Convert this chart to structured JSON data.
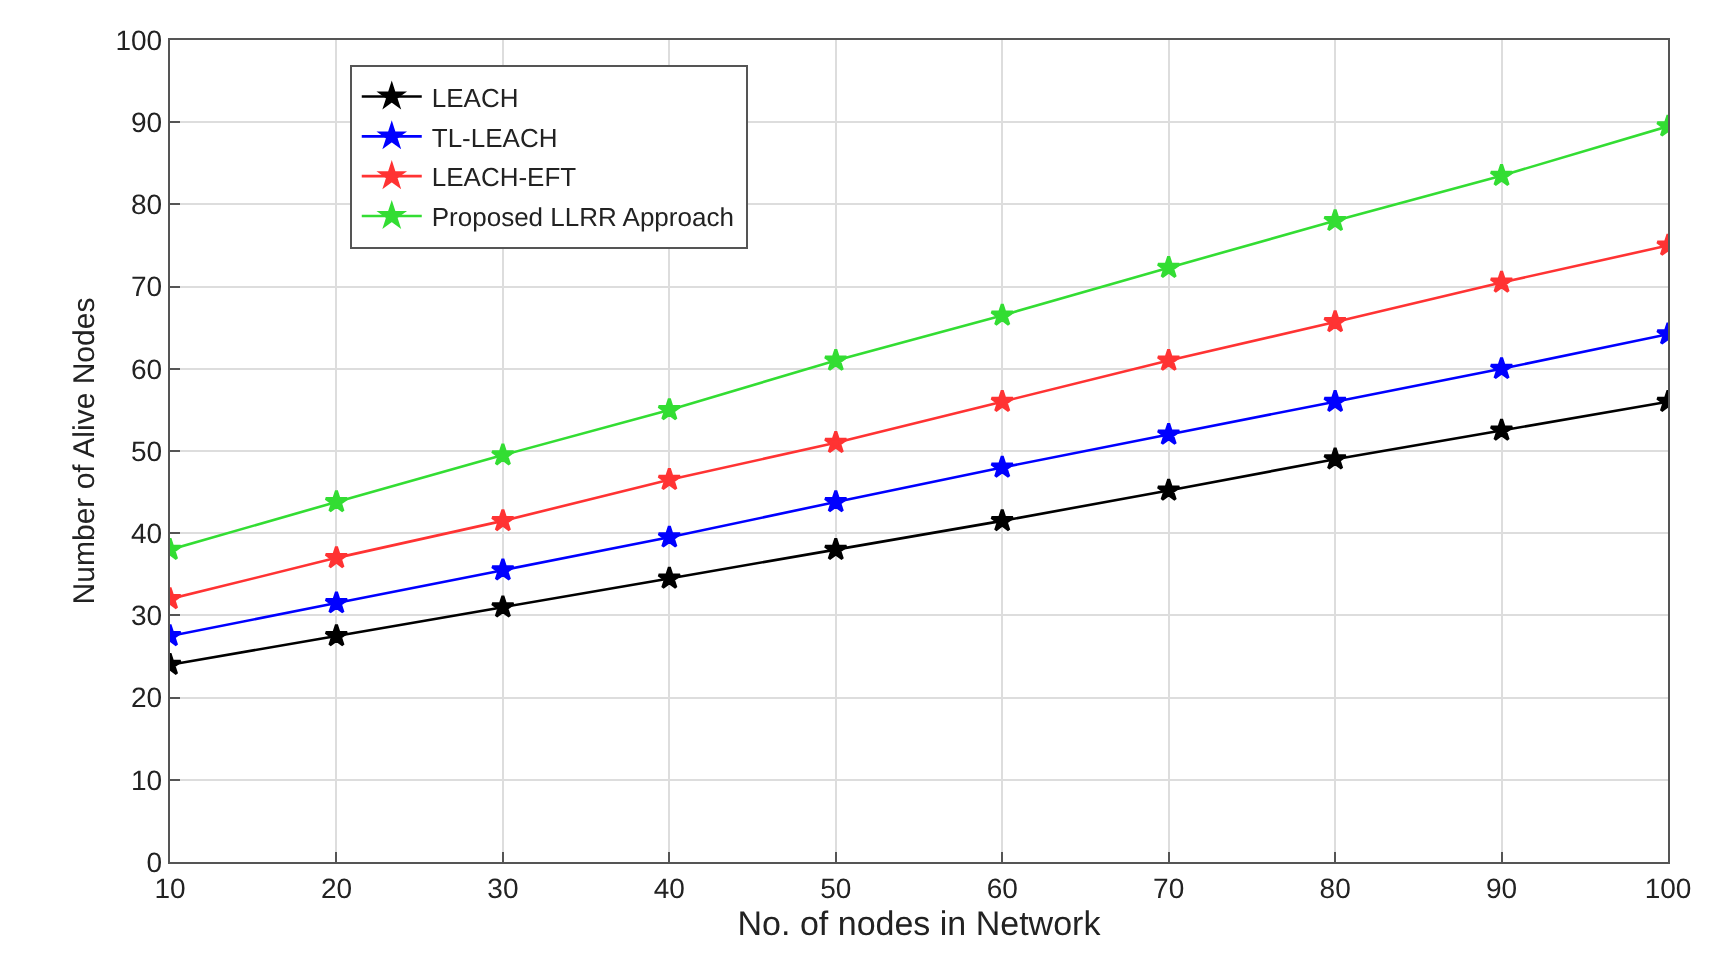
{
  "chart_data": {
    "type": "line",
    "xlabel": "No. of nodes in Network",
    "ylabel": "Number of Alive Nodes",
    "x": [
      10,
      20,
      30,
      40,
      50,
      60,
      70,
      80,
      90,
      100
    ],
    "series": [
      {
        "name": "LEACH",
        "color": "#000000",
        "values": [
          24,
          27.5,
          31,
          34.5,
          38,
          41.5,
          45.2,
          49,
          52.5,
          56
        ]
      },
      {
        "name": "TL-LEACH",
        "color": "#0000ff",
        "values": [
          27.5,
          31.5,
          35.5,
          39.5,
          43.8,
          48,
          52,
          56,
          60,
          64.2
        ]
      },
      {
        "name": "LEACH-EFT",
        "color": "#ff3333",
        "values": [
          32,
          37,
          41.5,
          46.5,
          51,
          56,
          61,
          65.7,
          70.5,
          75
        ]
      },
      {
        "name": "Proposed LLRR Approach",
        "color": "#33dd33",
        "values": [
          38,
          43.8,
          49.5,
          55,
          61,
          66.5,
          72.3,
          78,
          83.5,
          89.5
        ]
      }
    ],
    "xlim": [
      10,
      100
    ],
    "xticks": [
      10,
      20,
      30,
      40,
      50,
      60,
      70,
      80,
      90,
      100
    ],
    "ylim": [
      0,
      100
    ],
    "yticks": [
      0,
      10,
      20,
      30,
      40,
      50,
      60,
      70,
      80,
      90,
      100
    ],
    "grid": true,
    "legend": "top left",
    "marker": "star",
    "line_style": "solid"
  }
}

TASK OBJECTIVE - Tally up the lines with the word "color" in them, and answer with that number by itself.

ANSWER TO THIS TASK - 4